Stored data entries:

_____

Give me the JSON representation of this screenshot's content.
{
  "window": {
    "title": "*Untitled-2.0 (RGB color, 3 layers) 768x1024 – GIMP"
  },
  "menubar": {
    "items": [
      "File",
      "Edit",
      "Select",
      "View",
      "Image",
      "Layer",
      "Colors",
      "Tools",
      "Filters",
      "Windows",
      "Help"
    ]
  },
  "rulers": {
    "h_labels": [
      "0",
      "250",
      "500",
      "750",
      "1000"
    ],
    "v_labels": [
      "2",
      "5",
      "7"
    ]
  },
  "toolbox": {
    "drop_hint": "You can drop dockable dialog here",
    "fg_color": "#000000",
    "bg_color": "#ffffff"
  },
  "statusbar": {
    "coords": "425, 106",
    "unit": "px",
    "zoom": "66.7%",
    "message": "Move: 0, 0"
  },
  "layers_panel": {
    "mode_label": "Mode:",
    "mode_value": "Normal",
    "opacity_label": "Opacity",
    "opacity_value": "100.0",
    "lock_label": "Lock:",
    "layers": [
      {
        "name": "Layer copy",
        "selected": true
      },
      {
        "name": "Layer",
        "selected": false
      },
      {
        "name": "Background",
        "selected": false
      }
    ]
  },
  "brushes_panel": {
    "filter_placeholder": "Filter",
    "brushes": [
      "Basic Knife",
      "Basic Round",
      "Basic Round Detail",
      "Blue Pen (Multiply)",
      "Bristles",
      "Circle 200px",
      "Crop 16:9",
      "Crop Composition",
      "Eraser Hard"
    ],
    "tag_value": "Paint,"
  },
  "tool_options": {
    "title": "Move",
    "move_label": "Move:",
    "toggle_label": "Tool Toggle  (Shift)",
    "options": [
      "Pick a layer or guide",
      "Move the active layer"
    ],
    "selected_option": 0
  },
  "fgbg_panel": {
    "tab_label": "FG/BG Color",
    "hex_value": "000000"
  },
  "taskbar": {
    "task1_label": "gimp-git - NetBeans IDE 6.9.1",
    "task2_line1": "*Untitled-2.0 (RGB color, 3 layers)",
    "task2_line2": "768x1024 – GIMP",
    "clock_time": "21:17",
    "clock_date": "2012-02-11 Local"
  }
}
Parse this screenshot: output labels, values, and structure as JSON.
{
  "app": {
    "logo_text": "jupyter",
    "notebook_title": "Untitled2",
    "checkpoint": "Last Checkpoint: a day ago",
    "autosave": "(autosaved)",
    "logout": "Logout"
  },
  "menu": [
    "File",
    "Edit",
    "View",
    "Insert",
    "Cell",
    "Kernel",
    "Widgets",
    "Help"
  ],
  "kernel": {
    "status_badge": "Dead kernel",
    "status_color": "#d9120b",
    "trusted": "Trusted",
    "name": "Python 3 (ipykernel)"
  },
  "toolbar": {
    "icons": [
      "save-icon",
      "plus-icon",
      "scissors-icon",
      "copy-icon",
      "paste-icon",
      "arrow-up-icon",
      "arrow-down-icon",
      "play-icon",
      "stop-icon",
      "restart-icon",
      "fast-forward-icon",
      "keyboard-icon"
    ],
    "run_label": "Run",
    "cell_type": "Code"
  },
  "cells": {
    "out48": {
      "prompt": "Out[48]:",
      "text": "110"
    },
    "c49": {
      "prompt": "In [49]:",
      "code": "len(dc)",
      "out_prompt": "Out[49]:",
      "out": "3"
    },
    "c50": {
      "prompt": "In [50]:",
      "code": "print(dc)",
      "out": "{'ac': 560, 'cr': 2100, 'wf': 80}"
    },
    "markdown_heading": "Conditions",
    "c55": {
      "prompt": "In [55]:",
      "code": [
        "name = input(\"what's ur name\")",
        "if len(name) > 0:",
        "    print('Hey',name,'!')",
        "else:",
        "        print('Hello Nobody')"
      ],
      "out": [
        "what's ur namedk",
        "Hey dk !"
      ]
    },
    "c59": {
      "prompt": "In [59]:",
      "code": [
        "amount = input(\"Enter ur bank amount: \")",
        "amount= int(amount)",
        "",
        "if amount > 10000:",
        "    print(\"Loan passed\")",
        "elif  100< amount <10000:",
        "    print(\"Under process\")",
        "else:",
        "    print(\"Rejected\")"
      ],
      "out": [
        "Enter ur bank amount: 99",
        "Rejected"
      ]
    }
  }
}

_____

EXERCISE DIRECTIONS: Where a line above contains the string "input", copy that line.

SOLUTION BELOW:
        "name = input(\"what's ur name\")",
        "amount = input(\"Enter ur bank amount: \")",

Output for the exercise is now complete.